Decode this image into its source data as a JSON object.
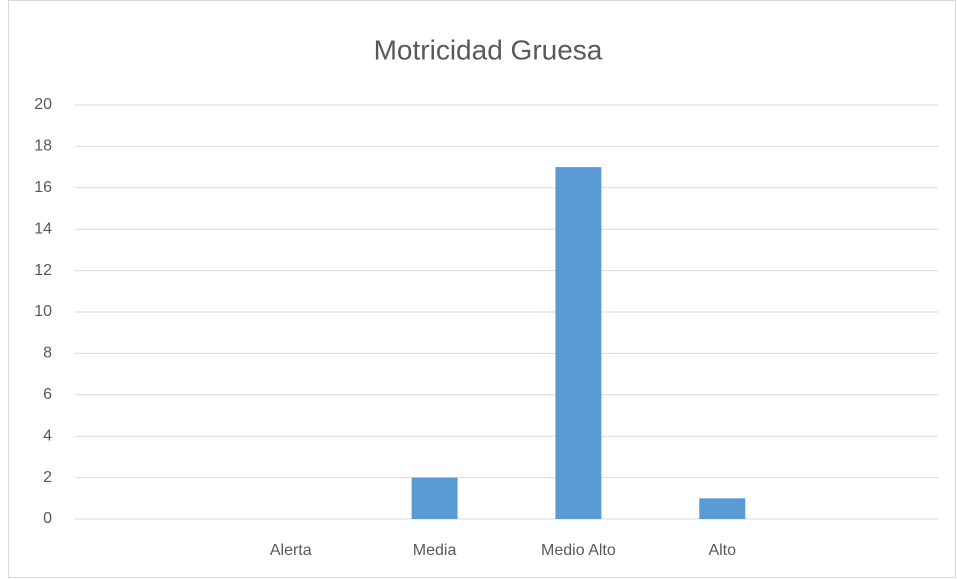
{
  "chart_data": {
    "type": "bar",
    "title": "Motricidad Gruesa",
    "categories": [
      null,
      "Alerta",
      "Media",
      "Medio Alto",
      "Alto",
      null
    ],
    "values": [
      null,
      0,
      2,
      17,
      1,
      null
    ],
    "color": "#5b9bd5",
    "ylim": [
      0,
      20
    ],
    "yticks": [
      0,
      2,
      4,
      6,
      8,
      10,
      12,
      14,
      16,
      18,
      20
    ],
    "grid": true
  }
}
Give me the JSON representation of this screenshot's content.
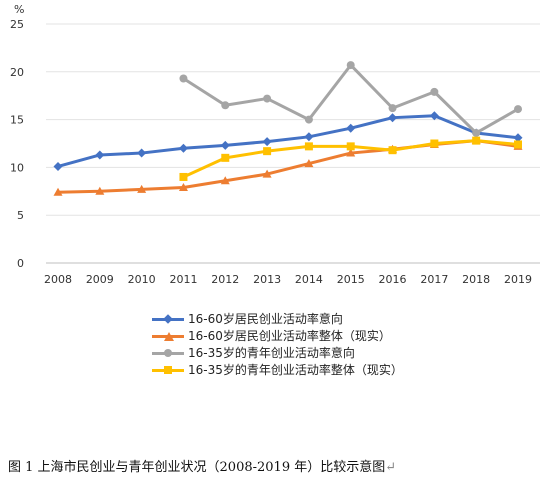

::::::::

Restate the data above word for word. Do not include the images.

Decode this image into its source data as a JSON object.
{
  "chart_data": {
    "type": "bar",
    "title": "Motricidad Gruesa",
    "categories": [
      null,
      "Alerta",
      "Media",
      "Medio Alto",
      "Alto",
      null
    ],
    "values": [
      null,
      0,
      2,
      17,
      1,
      null
    ],
    "color": "#5b9bd5",
    "ylim": [
      0,
      20
    ],
    "yticks": [
      0,
      2,
      4,
      6,
      8,
      10,
      12,
      14,
      16,
      18,
      20
    ],
    "grid": true
  }
}
Give me the JSON representation of this screenshot's content.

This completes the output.